#### Supplied information:
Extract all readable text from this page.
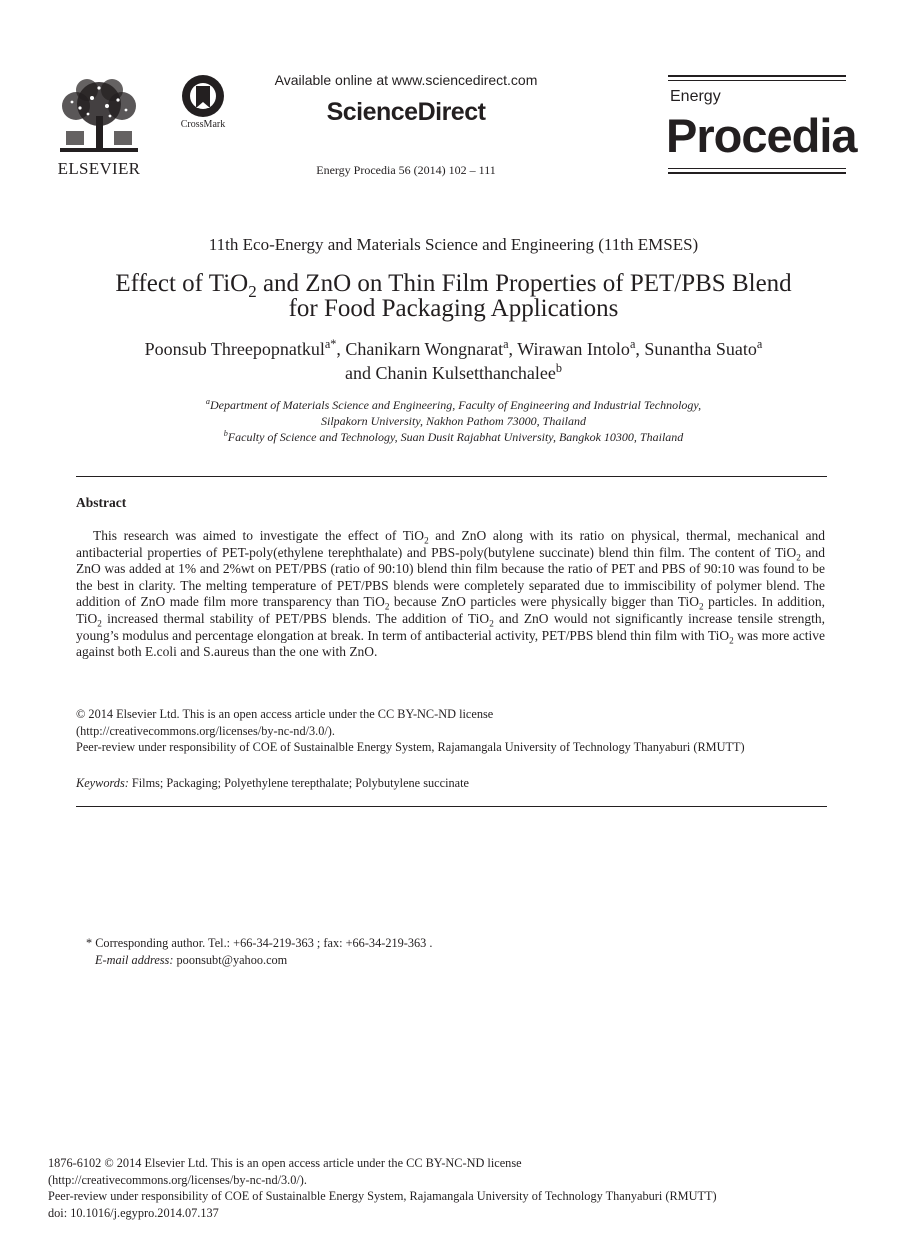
ELSEVIER
CrossMark
Available online at www.sciencedirect.com
ScienceDirect
Energy Procedia 56 (2014) 102 – 111
Energy
Procedia
11th Eco-Energy and Materials Science and Engineering (11th EMSES)
Effect of TiO$_2$ and ZnO on Thin Film Properties of PET/PBS Blend
for Food Packaging Applications
Poonsub Threepopnatkul$^{a*}$, Chanikarn Wongnarat$^a$, Wirawan Intolo$^a$, Sunantha Suato$^a$
and Chanin Kulsetthanchalee$^b$
$^a$Department of Materials Science and Engineering, Faculty of Engineering and Industrial Technology,
Silpakorn University, Nakhon Pathom 73000, Thailand
$^b$Faculty of Science and Technology, Suan Dusit Rajabhat University, Bangkok 10300, Thailand
Abstract
This research was aimed to investigate the effect of TiO$_2$ and ZnO along with its ratio on physical, thermal, mechanical and antibacterial properties of PET-poly(ethylene terephthalate) and PBS-poly(butylene succinate) blend thin film. The content of TiO$_2$ and ZnO was added at 1% and 2%wt on PET/PBS (ratio of 90:10) blend thin film because the ratio of PET and PBS of 90:10 was found to be the best in clarity. The melting temperature of PET/PBS blends were completely separated due to immiscibility of polymer blend. The addition of ZnO made film more transparency than TiO$_2$ because ZnO particles were physically bigger than TiO$_2$ particles. In addition, TiO$_2$ increased thermal stability of PET/PBS blends. The addition of TiO$_2$ and ZnO would not significantly increase tensile strength, young’s modulus and percentage elongation at break. In term of antibacterial activity, PET/PBS blend thin film with TiO$_2$ was more active against both E.coli and S.aureus than the one with ZnO.
© 2014 Elsevier Ltd. This is an open access article under the CC BY-NC-ND license
(http://creativecommons.org/licenses/by-nc-nd/3.0/).
Peer-review under responsibility of COE of Sustainalble Energy System, Rajamangala University of Technology Thanyaburi (RMUTT)
Keywords: Films; Packaging; Polyethylene terepthalate; Polybutylene succinate
* Corresponding author. Tel.: +66-34-219-363 ; fax: +66-34-219-363 .
E-mail address: poonsubt@yahoo.com
1876-6102 © 2014 Elsevier Ltd. This is an open access article under the CC BY-NC-ND license
(http://creativecommons.org/licenses/by-nc-nd/3.0/).
Peer-review under responsibility of COE of Sustainalble Energy System, Rajamangala University of Technology Thanyaburi (RMUTT)
doi: 10.1016/j.egypro.2014.07.137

#### What is required:
Go through the data above and find the lines with the word "University". Copy each of those lines.

#### Reply to the exercise:
Silpakorn University, Nakhon Pathom 73000, Thailand
$^b$Faculty of Science and Technology, Suan Dusit Rajabhat University, Bangkok 10300, Thailand
Peer-review under responsibility of COE of Sustainalble Energy System, Rajamangala University of Technology Thanyaburi (RMUTT)
Peer-review under responsibility of COE of Sustainalble Energy System, Rajamangala University of Technology Thanyaburi (RMUTT)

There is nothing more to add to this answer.